Written problem: Transcribe every one of the rows below verbatim, with no alteration.

(Annotated region listings)
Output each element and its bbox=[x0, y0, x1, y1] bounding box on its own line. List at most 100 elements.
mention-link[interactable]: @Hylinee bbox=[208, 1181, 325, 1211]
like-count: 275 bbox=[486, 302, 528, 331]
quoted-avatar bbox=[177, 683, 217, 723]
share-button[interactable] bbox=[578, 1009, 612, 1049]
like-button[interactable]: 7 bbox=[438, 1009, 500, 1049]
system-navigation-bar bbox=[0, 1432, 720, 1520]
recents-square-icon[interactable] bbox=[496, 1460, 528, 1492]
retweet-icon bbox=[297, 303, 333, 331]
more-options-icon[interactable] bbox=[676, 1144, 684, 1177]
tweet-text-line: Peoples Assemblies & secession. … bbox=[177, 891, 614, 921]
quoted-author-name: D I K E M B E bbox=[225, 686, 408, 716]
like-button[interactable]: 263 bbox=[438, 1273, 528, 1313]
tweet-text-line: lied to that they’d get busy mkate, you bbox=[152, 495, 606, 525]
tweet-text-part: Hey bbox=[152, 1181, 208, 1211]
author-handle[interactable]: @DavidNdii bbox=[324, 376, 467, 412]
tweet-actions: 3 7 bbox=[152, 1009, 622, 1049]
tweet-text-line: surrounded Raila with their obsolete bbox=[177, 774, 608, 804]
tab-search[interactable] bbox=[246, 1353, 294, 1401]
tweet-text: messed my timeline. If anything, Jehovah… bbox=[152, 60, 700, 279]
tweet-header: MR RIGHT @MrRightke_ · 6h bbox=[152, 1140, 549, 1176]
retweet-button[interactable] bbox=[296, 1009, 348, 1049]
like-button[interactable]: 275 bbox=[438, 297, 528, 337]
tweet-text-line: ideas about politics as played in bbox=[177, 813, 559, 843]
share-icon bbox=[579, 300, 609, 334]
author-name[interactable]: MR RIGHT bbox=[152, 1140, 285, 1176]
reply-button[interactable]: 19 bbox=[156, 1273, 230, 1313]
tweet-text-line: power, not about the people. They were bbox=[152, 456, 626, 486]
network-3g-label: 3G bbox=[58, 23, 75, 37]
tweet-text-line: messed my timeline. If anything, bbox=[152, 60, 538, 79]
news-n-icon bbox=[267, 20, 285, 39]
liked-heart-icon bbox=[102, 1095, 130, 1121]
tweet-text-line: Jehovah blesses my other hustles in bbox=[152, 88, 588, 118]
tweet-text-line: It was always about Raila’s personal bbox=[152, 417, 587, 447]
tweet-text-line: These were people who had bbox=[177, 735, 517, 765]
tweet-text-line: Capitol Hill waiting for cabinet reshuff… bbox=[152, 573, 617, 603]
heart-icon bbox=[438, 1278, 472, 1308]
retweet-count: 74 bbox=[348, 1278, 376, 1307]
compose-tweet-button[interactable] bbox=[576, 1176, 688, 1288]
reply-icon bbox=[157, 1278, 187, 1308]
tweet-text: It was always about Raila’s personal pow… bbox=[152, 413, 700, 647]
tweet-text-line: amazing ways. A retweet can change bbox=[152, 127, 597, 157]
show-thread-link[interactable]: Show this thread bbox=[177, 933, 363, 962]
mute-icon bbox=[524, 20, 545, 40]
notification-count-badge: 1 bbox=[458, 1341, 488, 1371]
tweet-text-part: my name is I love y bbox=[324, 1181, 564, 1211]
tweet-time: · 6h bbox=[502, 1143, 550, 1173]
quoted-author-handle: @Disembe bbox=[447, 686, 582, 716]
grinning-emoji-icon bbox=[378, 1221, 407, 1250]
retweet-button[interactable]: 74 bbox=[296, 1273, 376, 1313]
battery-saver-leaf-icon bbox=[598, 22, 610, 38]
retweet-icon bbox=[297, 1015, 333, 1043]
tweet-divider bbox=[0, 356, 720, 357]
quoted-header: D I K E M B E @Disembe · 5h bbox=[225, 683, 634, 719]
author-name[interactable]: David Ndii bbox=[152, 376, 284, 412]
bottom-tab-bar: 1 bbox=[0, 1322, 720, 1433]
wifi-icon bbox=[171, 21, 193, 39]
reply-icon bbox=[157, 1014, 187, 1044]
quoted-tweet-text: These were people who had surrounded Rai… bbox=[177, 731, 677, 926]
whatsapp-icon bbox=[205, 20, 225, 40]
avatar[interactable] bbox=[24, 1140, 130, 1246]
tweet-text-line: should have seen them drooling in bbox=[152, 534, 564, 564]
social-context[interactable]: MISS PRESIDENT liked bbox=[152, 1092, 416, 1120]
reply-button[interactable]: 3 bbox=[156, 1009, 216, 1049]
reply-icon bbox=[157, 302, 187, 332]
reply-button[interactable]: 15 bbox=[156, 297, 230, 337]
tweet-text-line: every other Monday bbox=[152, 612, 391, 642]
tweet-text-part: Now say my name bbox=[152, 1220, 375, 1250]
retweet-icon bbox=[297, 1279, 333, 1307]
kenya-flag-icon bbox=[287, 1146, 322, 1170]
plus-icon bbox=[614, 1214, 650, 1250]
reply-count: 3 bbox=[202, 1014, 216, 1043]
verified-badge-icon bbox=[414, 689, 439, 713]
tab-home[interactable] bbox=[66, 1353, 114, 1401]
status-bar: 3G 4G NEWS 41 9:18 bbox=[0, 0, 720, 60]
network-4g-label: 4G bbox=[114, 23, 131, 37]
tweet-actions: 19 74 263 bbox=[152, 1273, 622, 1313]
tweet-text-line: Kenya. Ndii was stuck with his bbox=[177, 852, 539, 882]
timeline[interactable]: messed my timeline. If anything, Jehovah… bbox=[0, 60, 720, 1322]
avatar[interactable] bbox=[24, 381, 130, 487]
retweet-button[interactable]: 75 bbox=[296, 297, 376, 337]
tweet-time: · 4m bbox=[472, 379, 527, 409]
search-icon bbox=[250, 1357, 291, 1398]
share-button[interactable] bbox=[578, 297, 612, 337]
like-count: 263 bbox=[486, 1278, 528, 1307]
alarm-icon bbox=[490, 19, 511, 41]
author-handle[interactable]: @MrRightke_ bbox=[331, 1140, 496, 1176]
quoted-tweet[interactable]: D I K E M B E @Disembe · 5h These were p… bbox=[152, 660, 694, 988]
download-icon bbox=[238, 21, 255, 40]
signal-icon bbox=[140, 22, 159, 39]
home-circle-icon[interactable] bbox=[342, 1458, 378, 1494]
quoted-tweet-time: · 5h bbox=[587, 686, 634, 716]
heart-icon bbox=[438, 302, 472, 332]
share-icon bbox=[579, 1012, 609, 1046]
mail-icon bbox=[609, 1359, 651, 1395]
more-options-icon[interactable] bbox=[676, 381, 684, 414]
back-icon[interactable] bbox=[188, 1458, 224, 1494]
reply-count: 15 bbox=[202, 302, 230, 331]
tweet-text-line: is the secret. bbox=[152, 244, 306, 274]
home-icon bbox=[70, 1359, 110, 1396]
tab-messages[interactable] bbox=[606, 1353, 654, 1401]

Solution:
Output each element and its bbox=[x0, y0, x1, y1] bounding box on its own line. List at most 100 elements.
mention-link[interactable]: @Hylinee bbox=[208, 1181, 325, 1211]
like-count: 275 bbox=[486, 302, 528, 331]
quoted-avatar bbox=[177, 683, 217, 723]
share-button[interactable] bbox=[578, 1009, 612, 1049]
like-button[interactable]: 7 bbox=[438, 1009, 500, 1049]
system-navigation-bar bbox=[0, 1432, 720, 1520]
recents-square-icon[interactable] bbox=[496, 1460, 528, 1492]
retweet-icon bbox=[297, 303, 333, 331]
more-options-icon[interactable] bbox=[676, 1144, 684, 1177]
tweet-text-line: Peoples Assemblies & secession. … bbox=[177, 891, 614, 921]
quoted-author-name: D I K E M B E bbox=[225, 686, 408, 716]
like-button[interactable]: 263 bbox=[438, 1273, 528, 1313]
tweet-text-line: lied to that they’d get busy mkate, you bbox=[152, 495, 606, 525]
tweet-text-part: Hey bbox=[152, 1181, 208, 1211]
author-handle[interactable]: @DavidNdii bbox=[324, 376, 467, 412]
tweet-actions: 3 7 bbox=[152, 1009, 622, 1049]
tweet-text-line: surrounded Raila with their obsolete bbox=[177, 774, 608, 804]
tab-search[interactable] bbox=[246, 1353, 294, 1401]
tweet-text: messed my timeline. If anything, Jehovah… bbox=[152, 60, 700, 279]
tweet-header: MR RIGHT @MrRightke_ · 6h bbox=[152, 1140, 549, 1176]
retweet-button[interactable] bbox=[296, 1009, 348, 1049]
like-button[interactable]: 275 bbox=[438, 297, 528, 337]
tweet-text-line: ideas about politics as played in bbox=[177, 813, 559, 843]
share-icon bbox=[579, 300, 609, 334]
author-name[interactable]: MR RIGHT bbox=[152, 1140, 285, 1176]
reply-button[interactable]: 19 bbox=[156, 1273, 230, 1313]
tweet-text-line: power, not about the people. They were bbox=[152, 456, 626, 486]
network-3g-label: 3G bbox=[58, 23, 75, 37]
tweet-text-line: messed my timeline. If anything, bbox=[152, 60, 538, 79]
news-n-icon bbox=[267, 20, 285, 39]
liked-heart-icon bbox=[102, 1095, 130, 1121]
tweet-text-line: Jehovah blesses my other hustles in bbox=[152, 88, 588, 118]
tweet-text-line: It was always about Raila’s personal bbox=[152, 417, 587, 447]
tweet-text-line: These were people who had bbox=[177, 735, 517, 765]
tweet-text-line: Capitol Hill waiting for cabinet reshuff… bbox=[152, 573, 617, 603]
heart-icon bbox=[438, 1278, 472, 1308]
retweet-count: 74 bbox=[348, 1278, 376, 1307]
compose-tweet-button[interactable] bbox=[576, 1176, 688, 1288]
reply-icon bbox=[157, 1278, 187, 1308]
tweet-text: It was always about Raila’s personal pow… bbox=[152, 413, 700, 647]
tweet-text-line: amazing ways. A retweet can change bbox=[152, 127, 597, 157]
show-thread-link[interactable]: Show this thread bbox=[177, 933, 363, 962]
mute-icon bbox=[524, 20, 545, 40]
notification-count-badge: 1 bbox=[458, 1341, 488, 1371]
tweet-text-part: my name is I love y bbox=[324, 1181, 564, 1211]
tweet-time: · 6h bbox=[502, 1143, 550, 1173]
quoted-author-handle: @Disembe bbox=[447, 686, 582, 716]
grinning-emoji-icon bbox=[378, 1221, 407, 1250]
retweet-button[interactable]: 74 bbox=[296, 1273, 376, 1313]
battery-saver-leaf-icon bbox=[598, 22, 610, 38]
retweet-icon bbox=[297, 1015, 333, 1043]
tweet-divider bbox=[0, 356, 720, 357]
quoted-header: D I K E M B E @Disembe · 5h bbox=[225, 683, 634, 719]
author-name[interactable]: David Ndii bbox=[152, 376, 284, 412]
bottom-tab-bar: 1 bbox=[0, 1322, 720, 1433]
wifi-icon bbox=[171, 21, 193, 39]
reply-icon bbox=[157, 1014, 187, 1044]
quoted-tweet-text: These were people who had surrounded Rai… bbox=[177, 731, 677, 926]
whatsapp-icon bbox=[205, 20, 225, 40]
avatar[interactable] bbox=[24, 1140, 130, 1246]
tweet-text-line: should have seen them drooling in bbox=[152, 534, 564, 564]
social-context[interactable]: MISS PRESIDENT liked bbox=[152, 1092, 416, 1120]
reply-button[interactable]: 3 bbox=[156, 1009, 216, 1049]
reply-icon bbox=[157, 302, 187, 332]
reply-button[interactable]: 15 bbox=[156, 297, 230, 337]
tweet-text-line: every other Monday bbox=[152, 612, 391, 642]
tweet-text-part: Now say my name bbox=[152, 1220, 375, 1250]
retweet-icon bbox=[297, 1279, 333, 1307]
kenya-flag-icon bbox=[287, 1146, 322, 1170]
plus-icon bbox=[614, 1214, 650, 1250]
reply-count: 3 bbox=[202, 1014, 216, 1043]
verified-badge-icon bbox=[414, 689, 439, 713]
tab-home[interactable] bbox=[66, 1353, 114, 1401]
status-bar: 3G 4G NEWS 41 9:18 bbox=[0, 0, 720, 60]
network-4g-label: 4G bbox=[114, 23, 131, 37]
tweet-actions: 19 74 263 bbox=[152, 1273, 622, 1313]
tweet-text-line: Kenya. Ndii was stuck with his bbox=[177, 852, 539, 882]
timeline[interactable]: messed my timeline. If anything, Jehovah… bbox=[0, 60, 720, 1322]
avatar[interactable] bbox=[24, 381, 130, 487]
retweet-button[interactable]: 75 bbox=[296, 297, 376, 337]
tweet-time: · 4m bbox=[472, 379, 527, 409]
search-icon bbox=[250, 1357, 291, 1398]
share-button[interactable] bbox=[578, 297, 612, 337]
like-count: 263 bbox=[486, 1278, 528, 1307]
alarm-icon bbox=[490, 19, 511, 41]
author-handle[interactable]: @MrRightke_ bbox=[331, 1140, 496, 1176]
quoted-tweet[interactable]: D I K E M B E @Disembe · 5h These were p… bbox=[152, 660, 694, 988]
download-icon bbox=[238, 21, 255, 40]
signal-icon bbox=[140, 22, 159, 39]
home-circle-icon[interactable] bbox=[342, 1458, 378, 1494]
quoted-tweet-time: · 5h bbox=[587, 686, 634, 716]
heart-icon bbox=[438, 302, 472, 332]
share-icon bbox=[579, 1012, 609, 1046]
mail-icon bbox=[609, 1359, 651, 1395]
more-options-icon[interactable] bbox=[676, 381, 684, 414]
back-icon[interactable] bbox=[188, 1458, 224, 1494]
reply-count: 15 bbox=[202, 302, 230, 331]
tweet-text-line: is the secret. bbox=[152, 244, 306, 274]
home-icon bbox=[70, 1359, 110, 1396]
tab-messages[interactable] bbox=[606, 1353, 654, 1401]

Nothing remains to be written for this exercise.